TASK TO COMPLETE>
Find each line with "Flow" and copy it.

EXTRACTED ENTRIES>
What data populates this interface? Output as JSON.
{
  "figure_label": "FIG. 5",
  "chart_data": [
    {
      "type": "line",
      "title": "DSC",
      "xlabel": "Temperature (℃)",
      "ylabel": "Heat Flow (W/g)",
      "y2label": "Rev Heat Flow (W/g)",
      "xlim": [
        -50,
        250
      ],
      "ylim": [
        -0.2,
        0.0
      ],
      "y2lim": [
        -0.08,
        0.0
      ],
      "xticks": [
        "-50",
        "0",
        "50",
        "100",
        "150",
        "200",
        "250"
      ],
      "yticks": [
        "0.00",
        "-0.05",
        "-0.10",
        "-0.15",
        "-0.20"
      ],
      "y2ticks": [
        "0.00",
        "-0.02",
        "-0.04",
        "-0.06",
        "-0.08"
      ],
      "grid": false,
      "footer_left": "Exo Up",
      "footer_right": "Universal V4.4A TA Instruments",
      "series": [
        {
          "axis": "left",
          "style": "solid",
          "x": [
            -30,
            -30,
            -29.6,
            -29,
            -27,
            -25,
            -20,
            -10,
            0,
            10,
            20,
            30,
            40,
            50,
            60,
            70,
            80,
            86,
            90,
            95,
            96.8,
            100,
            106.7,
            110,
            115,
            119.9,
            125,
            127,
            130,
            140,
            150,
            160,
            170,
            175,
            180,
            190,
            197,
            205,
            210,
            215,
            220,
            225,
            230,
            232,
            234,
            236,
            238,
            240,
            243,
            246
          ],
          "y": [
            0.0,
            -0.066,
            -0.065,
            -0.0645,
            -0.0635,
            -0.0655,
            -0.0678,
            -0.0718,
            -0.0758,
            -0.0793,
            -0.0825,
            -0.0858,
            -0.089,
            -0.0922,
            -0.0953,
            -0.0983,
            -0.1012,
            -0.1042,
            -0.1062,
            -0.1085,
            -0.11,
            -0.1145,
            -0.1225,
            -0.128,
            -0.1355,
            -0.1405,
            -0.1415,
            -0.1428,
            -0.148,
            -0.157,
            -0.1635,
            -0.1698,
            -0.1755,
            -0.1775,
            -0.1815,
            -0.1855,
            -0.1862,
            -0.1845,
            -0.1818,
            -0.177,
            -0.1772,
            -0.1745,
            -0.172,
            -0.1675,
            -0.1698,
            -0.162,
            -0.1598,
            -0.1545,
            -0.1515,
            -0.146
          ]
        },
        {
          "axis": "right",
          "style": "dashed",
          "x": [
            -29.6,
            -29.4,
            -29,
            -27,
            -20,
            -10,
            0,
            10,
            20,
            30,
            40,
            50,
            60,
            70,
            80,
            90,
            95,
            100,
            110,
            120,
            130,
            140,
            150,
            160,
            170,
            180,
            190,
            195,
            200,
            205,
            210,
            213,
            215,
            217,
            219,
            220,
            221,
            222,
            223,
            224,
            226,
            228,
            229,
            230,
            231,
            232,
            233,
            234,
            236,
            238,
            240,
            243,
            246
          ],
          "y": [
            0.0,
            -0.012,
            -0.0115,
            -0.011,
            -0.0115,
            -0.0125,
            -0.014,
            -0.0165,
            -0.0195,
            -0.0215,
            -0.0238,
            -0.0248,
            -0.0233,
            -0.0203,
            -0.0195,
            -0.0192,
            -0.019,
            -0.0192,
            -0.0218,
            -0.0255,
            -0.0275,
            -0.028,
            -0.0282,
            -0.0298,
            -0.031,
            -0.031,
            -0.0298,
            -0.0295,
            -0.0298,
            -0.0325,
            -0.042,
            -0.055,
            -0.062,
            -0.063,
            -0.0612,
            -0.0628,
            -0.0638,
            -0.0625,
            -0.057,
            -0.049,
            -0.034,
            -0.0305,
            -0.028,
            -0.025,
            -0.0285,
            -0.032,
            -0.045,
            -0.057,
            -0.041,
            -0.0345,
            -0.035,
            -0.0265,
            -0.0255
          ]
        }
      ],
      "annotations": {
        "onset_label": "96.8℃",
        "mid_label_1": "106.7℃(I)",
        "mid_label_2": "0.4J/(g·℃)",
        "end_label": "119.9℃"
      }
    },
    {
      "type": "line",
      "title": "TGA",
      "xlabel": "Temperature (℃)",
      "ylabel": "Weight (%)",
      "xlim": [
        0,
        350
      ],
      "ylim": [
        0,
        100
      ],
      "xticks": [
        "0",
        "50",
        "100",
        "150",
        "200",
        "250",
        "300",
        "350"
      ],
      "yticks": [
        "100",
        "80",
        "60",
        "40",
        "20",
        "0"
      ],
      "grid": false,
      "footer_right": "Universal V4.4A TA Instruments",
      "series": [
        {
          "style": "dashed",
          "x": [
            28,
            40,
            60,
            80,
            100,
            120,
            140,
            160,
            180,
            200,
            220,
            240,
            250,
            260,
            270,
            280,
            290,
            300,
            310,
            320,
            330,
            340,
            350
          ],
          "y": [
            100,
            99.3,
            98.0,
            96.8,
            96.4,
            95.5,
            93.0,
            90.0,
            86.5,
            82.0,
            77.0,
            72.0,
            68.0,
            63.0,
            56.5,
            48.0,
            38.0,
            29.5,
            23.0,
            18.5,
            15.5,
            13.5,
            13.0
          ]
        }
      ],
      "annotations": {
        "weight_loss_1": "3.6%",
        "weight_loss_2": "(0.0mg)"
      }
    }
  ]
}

TASK ANSWER>
      "ylabel": "Heat Flow (W/g)",
      "y2label": "Rev Heat Flow (W/g)",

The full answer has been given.